-- START OF RECORD SET --
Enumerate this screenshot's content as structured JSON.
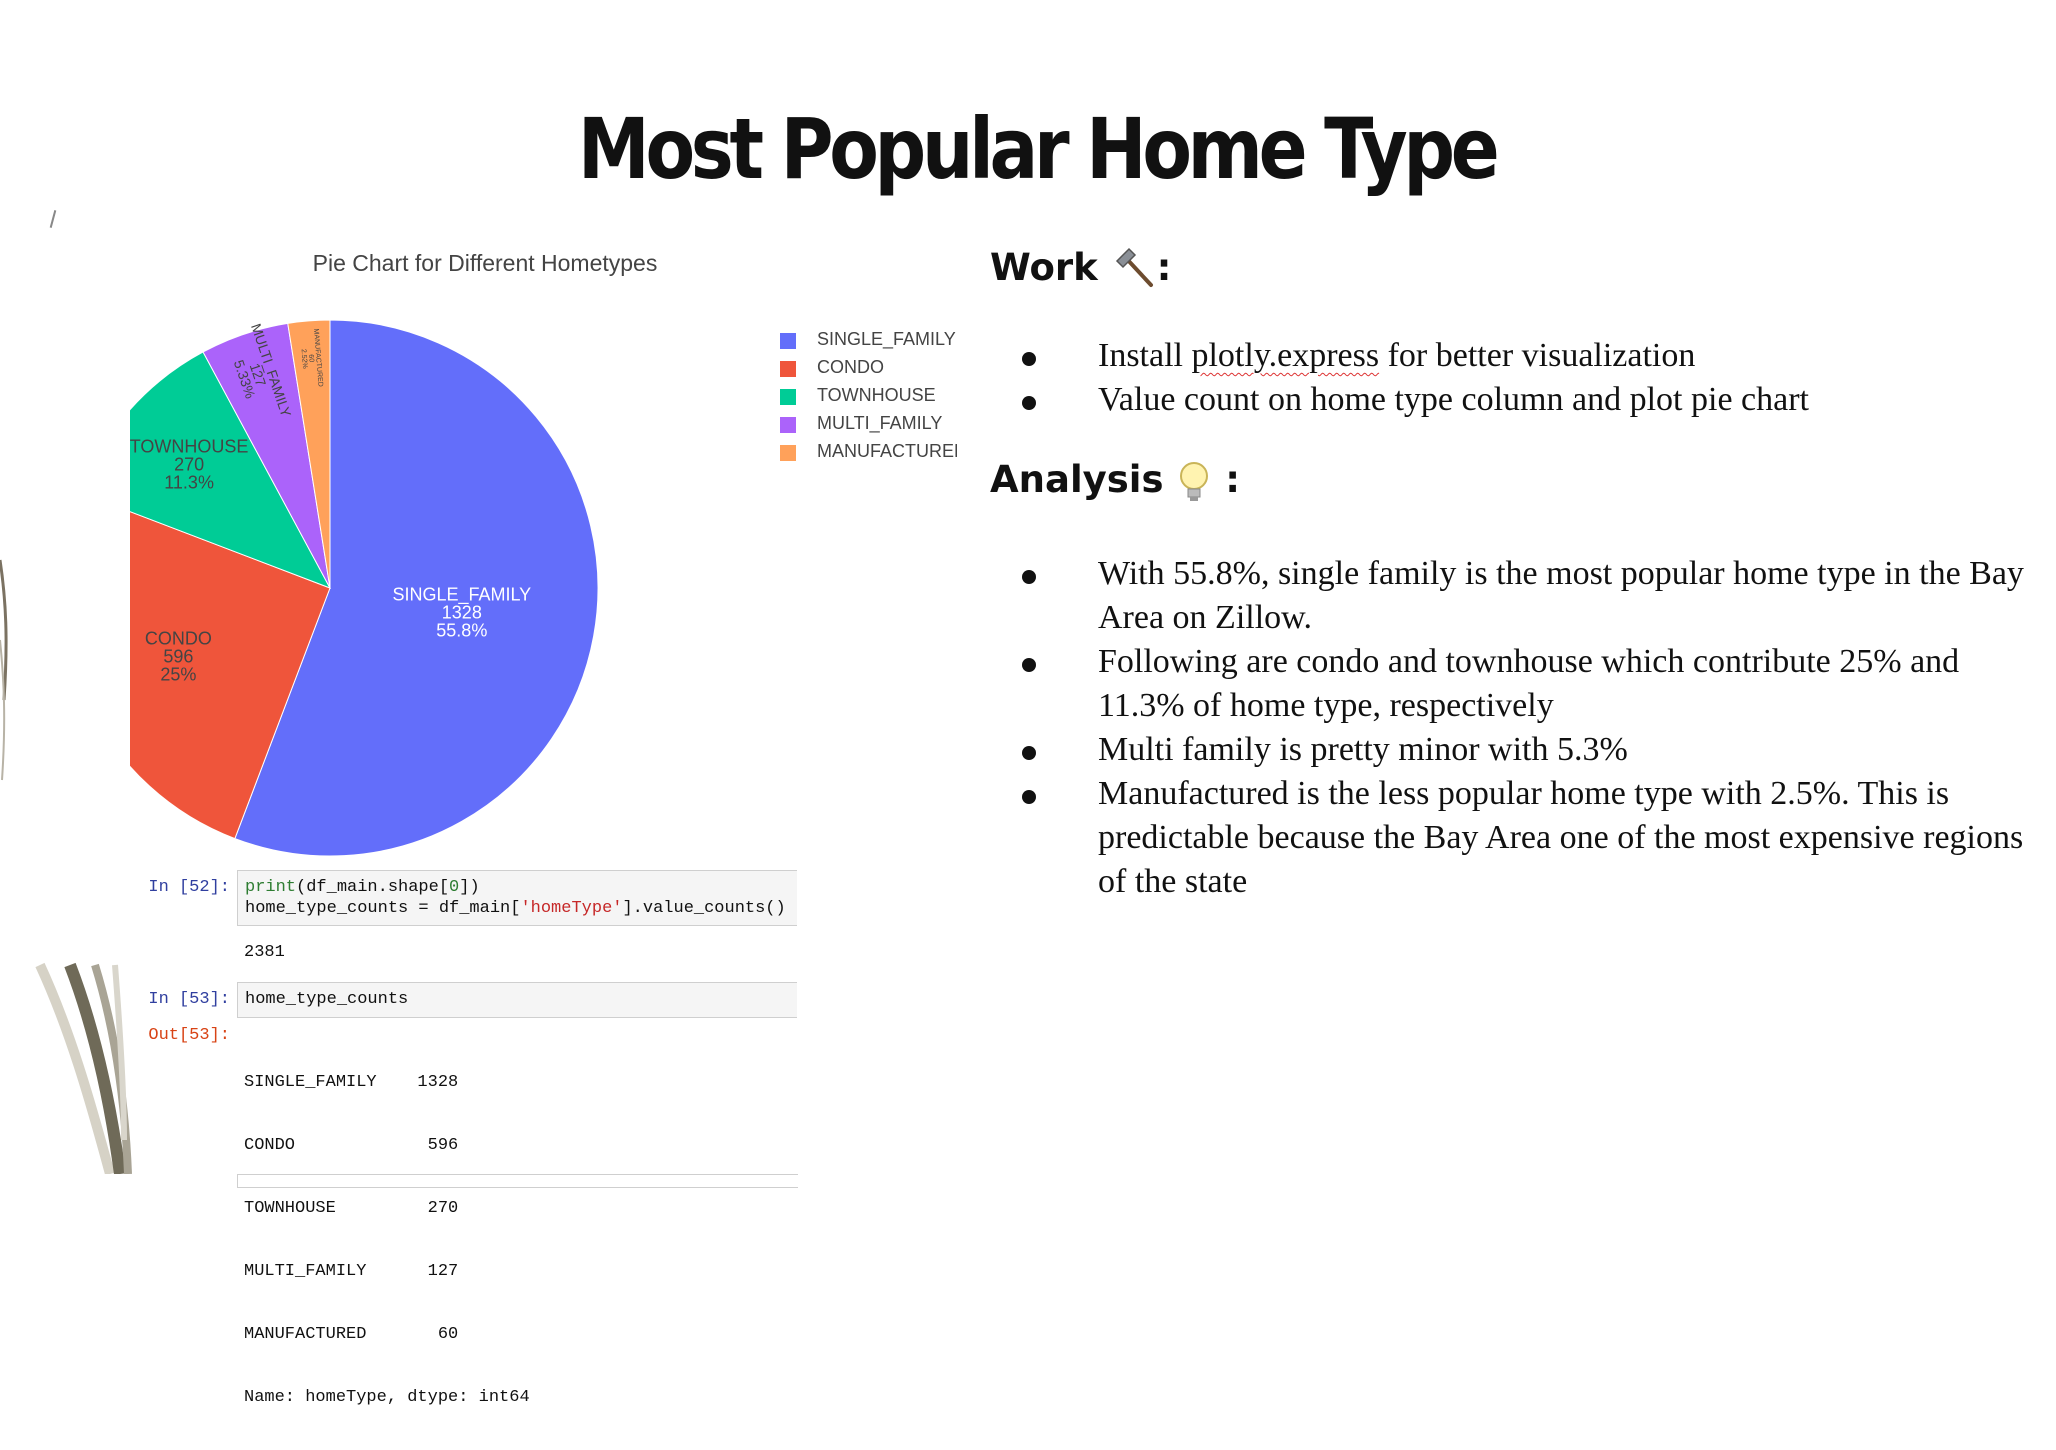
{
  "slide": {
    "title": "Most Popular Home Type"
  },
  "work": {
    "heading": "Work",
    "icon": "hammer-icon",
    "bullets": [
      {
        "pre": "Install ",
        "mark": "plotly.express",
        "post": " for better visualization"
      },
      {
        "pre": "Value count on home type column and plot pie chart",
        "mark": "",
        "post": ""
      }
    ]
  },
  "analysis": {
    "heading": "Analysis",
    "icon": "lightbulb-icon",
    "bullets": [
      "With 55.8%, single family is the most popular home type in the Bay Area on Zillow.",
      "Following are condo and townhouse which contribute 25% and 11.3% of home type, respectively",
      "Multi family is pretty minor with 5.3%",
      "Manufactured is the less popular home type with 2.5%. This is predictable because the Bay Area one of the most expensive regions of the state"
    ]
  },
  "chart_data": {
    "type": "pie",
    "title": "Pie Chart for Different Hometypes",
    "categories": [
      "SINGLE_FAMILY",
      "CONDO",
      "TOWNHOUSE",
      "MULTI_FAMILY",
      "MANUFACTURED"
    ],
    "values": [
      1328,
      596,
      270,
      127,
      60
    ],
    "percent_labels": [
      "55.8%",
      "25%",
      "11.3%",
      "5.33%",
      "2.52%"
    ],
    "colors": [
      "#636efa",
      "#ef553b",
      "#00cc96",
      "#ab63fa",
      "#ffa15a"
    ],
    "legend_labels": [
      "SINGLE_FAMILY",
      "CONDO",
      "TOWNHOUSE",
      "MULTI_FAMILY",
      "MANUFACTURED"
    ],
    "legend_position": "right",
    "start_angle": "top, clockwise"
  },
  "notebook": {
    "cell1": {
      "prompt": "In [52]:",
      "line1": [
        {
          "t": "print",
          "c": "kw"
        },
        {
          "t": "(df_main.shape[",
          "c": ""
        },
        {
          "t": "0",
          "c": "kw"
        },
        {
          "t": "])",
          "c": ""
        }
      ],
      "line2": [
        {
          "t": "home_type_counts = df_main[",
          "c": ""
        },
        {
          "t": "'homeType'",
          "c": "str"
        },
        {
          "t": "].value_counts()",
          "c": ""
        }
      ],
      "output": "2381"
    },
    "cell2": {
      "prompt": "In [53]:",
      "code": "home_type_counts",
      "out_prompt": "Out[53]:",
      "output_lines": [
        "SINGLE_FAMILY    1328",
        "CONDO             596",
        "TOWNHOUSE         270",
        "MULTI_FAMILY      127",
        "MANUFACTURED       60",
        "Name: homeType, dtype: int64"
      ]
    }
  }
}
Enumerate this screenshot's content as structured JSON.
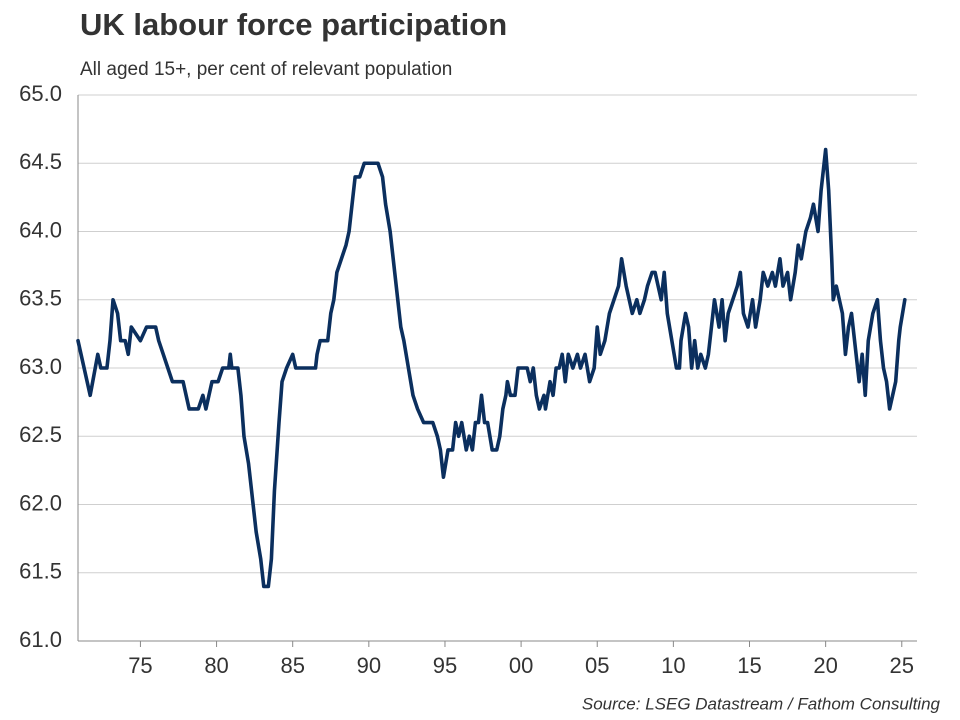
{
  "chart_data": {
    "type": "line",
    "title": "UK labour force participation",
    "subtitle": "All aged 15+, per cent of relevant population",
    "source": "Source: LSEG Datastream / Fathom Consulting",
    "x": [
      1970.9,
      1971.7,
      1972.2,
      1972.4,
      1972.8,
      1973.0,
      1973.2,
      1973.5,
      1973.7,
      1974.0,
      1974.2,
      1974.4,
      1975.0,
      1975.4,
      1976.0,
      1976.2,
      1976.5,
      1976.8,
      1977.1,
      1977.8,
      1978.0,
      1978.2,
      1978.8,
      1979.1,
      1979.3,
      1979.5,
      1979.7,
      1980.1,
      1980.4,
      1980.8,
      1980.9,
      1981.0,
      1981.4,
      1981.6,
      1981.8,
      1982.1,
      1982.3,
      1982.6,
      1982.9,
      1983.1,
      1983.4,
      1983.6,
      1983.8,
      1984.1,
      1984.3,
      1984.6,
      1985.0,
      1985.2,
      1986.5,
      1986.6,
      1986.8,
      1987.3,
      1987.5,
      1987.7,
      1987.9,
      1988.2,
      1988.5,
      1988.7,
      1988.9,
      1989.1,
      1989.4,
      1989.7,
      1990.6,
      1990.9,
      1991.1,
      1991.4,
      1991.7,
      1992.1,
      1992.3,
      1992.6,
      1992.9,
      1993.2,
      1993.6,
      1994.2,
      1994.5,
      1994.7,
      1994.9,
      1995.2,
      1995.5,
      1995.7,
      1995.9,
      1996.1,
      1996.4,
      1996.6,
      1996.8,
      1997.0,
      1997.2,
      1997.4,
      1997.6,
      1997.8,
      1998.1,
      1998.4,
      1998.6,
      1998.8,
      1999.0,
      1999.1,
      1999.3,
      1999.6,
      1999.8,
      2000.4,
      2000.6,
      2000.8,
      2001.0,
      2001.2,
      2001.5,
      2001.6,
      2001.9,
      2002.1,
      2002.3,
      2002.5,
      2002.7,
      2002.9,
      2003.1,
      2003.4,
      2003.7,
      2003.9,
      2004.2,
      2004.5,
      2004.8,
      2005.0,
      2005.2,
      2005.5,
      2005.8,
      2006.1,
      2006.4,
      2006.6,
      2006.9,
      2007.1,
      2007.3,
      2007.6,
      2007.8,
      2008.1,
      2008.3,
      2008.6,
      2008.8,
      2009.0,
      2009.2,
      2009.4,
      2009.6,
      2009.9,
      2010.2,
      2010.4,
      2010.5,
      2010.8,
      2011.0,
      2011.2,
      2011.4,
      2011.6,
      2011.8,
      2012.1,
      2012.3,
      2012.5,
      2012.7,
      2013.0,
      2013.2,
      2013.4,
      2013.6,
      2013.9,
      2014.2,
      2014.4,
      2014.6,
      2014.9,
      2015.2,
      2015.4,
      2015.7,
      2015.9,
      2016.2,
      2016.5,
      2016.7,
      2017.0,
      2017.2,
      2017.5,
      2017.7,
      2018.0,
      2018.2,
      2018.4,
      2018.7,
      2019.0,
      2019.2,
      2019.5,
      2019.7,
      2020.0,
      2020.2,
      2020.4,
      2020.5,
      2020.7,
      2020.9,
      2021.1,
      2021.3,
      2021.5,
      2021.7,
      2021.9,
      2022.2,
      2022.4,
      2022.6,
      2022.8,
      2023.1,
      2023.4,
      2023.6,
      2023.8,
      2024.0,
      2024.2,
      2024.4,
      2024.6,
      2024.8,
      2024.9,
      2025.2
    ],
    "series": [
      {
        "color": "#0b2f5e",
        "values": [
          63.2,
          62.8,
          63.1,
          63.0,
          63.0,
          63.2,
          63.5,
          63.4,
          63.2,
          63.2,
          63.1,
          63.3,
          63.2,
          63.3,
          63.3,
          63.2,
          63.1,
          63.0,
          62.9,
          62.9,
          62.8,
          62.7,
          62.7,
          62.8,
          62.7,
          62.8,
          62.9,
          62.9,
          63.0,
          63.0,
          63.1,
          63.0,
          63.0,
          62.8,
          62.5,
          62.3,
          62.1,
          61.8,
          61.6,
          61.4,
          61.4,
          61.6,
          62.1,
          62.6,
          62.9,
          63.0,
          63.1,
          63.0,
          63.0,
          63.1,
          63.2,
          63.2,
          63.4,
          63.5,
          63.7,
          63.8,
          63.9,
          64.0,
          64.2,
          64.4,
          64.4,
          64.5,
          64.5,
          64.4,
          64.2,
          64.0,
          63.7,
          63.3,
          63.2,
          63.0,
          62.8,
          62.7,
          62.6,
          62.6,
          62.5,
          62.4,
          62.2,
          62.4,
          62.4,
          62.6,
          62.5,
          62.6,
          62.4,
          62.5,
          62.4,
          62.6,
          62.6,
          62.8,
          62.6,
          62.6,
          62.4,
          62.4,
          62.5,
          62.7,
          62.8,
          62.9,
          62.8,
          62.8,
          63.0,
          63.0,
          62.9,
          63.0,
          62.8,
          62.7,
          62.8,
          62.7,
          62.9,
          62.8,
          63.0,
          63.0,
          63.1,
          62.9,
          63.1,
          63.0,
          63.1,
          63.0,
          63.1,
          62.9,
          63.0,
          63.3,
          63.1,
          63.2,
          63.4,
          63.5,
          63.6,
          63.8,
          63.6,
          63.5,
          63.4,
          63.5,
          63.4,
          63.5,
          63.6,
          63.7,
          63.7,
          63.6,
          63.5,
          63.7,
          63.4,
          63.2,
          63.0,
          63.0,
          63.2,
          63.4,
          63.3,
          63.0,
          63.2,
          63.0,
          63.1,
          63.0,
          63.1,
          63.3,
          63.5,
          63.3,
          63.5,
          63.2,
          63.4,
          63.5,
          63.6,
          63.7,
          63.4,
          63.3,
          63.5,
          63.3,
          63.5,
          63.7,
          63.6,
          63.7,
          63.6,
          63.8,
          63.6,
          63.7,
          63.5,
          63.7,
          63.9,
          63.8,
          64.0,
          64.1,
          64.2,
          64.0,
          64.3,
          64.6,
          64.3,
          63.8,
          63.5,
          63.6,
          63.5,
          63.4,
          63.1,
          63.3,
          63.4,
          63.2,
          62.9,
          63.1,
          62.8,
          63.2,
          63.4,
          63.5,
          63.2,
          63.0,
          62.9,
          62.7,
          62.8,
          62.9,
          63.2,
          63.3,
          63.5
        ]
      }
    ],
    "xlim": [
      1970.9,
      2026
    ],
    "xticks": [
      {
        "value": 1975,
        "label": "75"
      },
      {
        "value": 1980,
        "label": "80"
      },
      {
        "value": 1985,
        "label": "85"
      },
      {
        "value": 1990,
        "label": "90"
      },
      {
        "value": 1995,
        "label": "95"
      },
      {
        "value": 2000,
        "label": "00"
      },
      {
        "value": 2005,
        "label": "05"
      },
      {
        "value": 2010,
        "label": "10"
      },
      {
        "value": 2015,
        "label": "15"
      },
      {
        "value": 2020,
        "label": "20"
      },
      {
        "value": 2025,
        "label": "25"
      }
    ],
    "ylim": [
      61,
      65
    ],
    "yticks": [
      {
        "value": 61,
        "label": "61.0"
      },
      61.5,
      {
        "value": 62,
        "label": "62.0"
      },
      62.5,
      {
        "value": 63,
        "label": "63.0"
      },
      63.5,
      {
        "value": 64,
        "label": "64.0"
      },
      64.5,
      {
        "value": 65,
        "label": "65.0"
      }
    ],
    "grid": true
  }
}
-- END OF RECORD SET --
DIRECTIVE — Only the count is needed: the number of lines in the data that include the word "post".

OUTPUT OF THE TASK — 2